Goal of the exercise — Recast all the material below as a two-column CSV with the headers "prompt" and "reply". Put each picture's accompanying text and its answer in one row, each in a single quoted field with line breaks turned into spaces, and leave the pictures themselves out.

------------------------------------------------------------------------

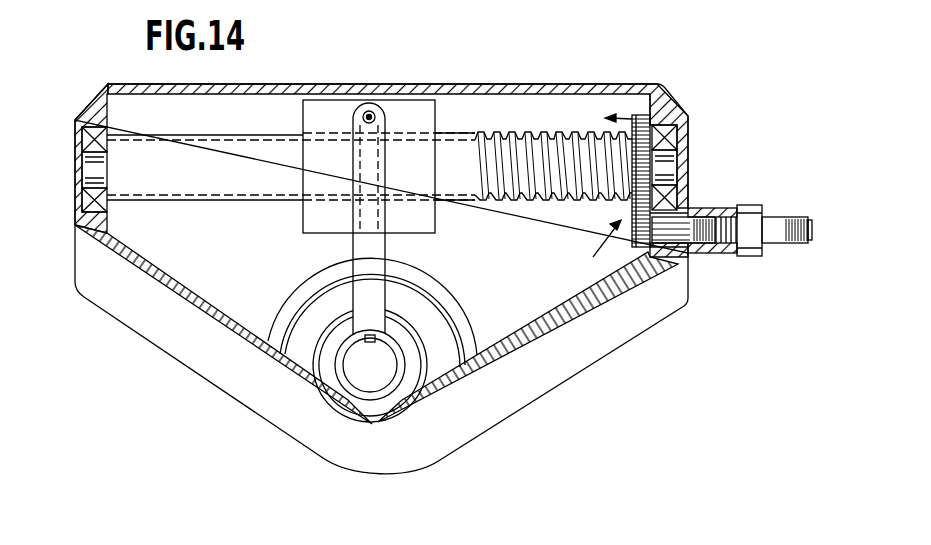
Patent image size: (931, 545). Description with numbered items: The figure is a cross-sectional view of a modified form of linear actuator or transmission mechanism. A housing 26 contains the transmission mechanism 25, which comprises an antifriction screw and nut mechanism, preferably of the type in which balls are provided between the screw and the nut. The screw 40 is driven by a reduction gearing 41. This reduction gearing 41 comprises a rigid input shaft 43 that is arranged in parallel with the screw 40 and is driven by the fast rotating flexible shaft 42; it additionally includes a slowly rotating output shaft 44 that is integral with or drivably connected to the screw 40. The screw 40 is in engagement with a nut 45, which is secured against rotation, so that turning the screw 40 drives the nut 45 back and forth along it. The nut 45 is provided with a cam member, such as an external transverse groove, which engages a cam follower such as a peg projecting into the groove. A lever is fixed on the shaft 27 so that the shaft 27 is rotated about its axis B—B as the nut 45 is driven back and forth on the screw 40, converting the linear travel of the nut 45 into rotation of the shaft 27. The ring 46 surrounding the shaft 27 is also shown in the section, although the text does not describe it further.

The nut 45 is at (577, 84).
The housing 26 is at (417, 108).
The transmission mechanism 25 is at (655, 123).
The output shaft 44 is at (667, 163).
The flexible shaft 42 is at (797, 220).
The input shaft 43 is at (688, 268).
The reduction gearing 41 is at (648, 250).
The screw 40 is at (445, 183).
The shaft 27 is at (385, 375).
The eccentric ring 46 is at (398, 328).
The axis B— B is at (368, 363).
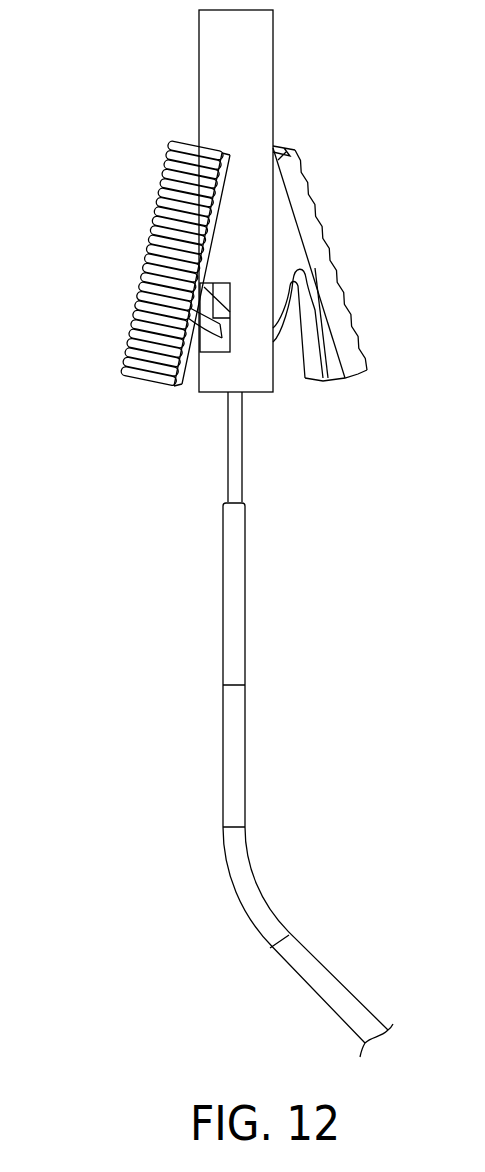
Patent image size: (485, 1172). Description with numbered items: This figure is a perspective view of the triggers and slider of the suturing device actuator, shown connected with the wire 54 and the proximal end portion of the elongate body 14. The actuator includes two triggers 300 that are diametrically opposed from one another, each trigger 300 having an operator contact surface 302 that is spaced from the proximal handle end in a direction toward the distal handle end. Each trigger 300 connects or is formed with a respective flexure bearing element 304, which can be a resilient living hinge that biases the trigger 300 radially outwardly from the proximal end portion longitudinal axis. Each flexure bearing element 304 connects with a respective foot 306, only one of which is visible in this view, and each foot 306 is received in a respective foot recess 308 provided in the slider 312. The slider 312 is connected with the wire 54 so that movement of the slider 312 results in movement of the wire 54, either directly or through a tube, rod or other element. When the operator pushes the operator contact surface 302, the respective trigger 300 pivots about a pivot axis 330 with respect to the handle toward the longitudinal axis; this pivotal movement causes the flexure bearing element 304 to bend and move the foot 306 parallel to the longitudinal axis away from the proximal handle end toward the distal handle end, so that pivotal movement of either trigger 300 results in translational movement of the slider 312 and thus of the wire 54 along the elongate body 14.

The slider 312 is at (262, 43).
The trigger 300 is at (176, 182).
The pivot axis 330 is at (283, 148).
The operator contact surface 302 is at (197, 316).
The foot recess 308 is at (203, 295).
The foot 306 is at (218, 336).
The flexure bearing element 304 is at (292, 330).
The wire 54 is at (235, 477).
The elongate body 14 is at (270, 604).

------------------------------------------------------------------------

Exercise response —
prompt,reply
"Patent image size: (931, 545). Description with numbered items: The figure is a cross-sectional view of a modified form of linear actuator or transmission mechanism. A housing 26 contains the transmission mechanism 25, which comprises an antifriction screw and nut mechanism, preferably of the type in which balls are provided between the screw and the nut. The screw 40 is driven by a reduction gearing 41. This reduction gearing 41 comprises a rigid input shaft 43 that is arranged in parallel with the screw 40 and is driven by the fast rotating flexible shaft 42; it additionally includes a slowly rotating output shaft 44 that is integral with or drivably connected to the screw 40. The screw 40 is in engagement with a nut 45, which is secured against rotation, so that turning the screw 40 drives the nut 45 back and forth along it. The nut 45 is provided with a cam member, such as an external transverse groove, which engages a cam follower such as a peg projecting into the groove. A lever is fixed on the shaft 27 so that the shaft 27 is rotated about its axis B—B as the nut 45 is driven back and forth on the screw 40, converting the linear travel of the nut 45 into rotation of the shaft 27. The ring 46 surrounding the shaft 27 is also shown in the section, although the text does not describe it further.","The nut 45 is at (577, 84). The housing 26 is at (417, 108). The transmission mechanism 25 is at (655, 123). The output shaft 44 is at (667, 163). The flexible shaft 42 is at (797, 220). The input shaft 43 is at (688, 268). The reduction gearing 41 is at (648, 250). The screw 40 is at (445, 183). The shaft 27 is at (385, 375). The eccentric ring 46 is at (398, 328). The axis B— B is at (368, 363)."
"Patent image size: (485, 1172). Description with numbered items: This figure is a perspective view of the triggers and slider of the suturing device actuator, shown connected with the wire 54 and the proximal end portion of the elongate body 14. The actuator includes two triggers 300 that are diametrically opposed from one another, each trigger 300 having an operator contact surface 302 that is spaced from the proximal handle end in a direction toward the distal handle end. Each trigger 300 connects or is formed with a respective flexure bearing element 304, which can be a resilient living hinge that biases the trigger 300 radially outwardly from the proximal end portion longitudinal axis. Each flexure bearing element 304 connects with a respective foot 306, only one of which is visible in this view, and each foot 306 is received in a respective foot recess 308 provided in the slider 312. The slider 312 is connected with the wire 54 so that movement of the slider 312 results in movement of the wire 54, either directly or through a tube, rod or other element. When the operator pushes the operator contact surface 302, the respective trigger 300 pivots about a pivot axis 330 with respect to the handle toward the longitudinal axis; this pivotal movement causes the flexure bearing element 304 to bend and move the foot 306 parallel to the longitudinal axis away from the proximal handle end toward the distal handle end, so that pivotal movement of either trigger 300 results in translational movement of the slider 312 and thus of the wire 54 along the elongate body 14.","The slider 312 is at (262, 43). The trigger 300 is at (176, 182). The pivot axis 330 is at (283, 148). The operator contact surface 302 is at (197, 316). The foot recess 308 is at (203, 295). The foot 306 is at (218, 336). The flexure bearing element 304 is at (292, 330). The wire 54 is at (235, 477). The elongate body 14 is at (270, 604)."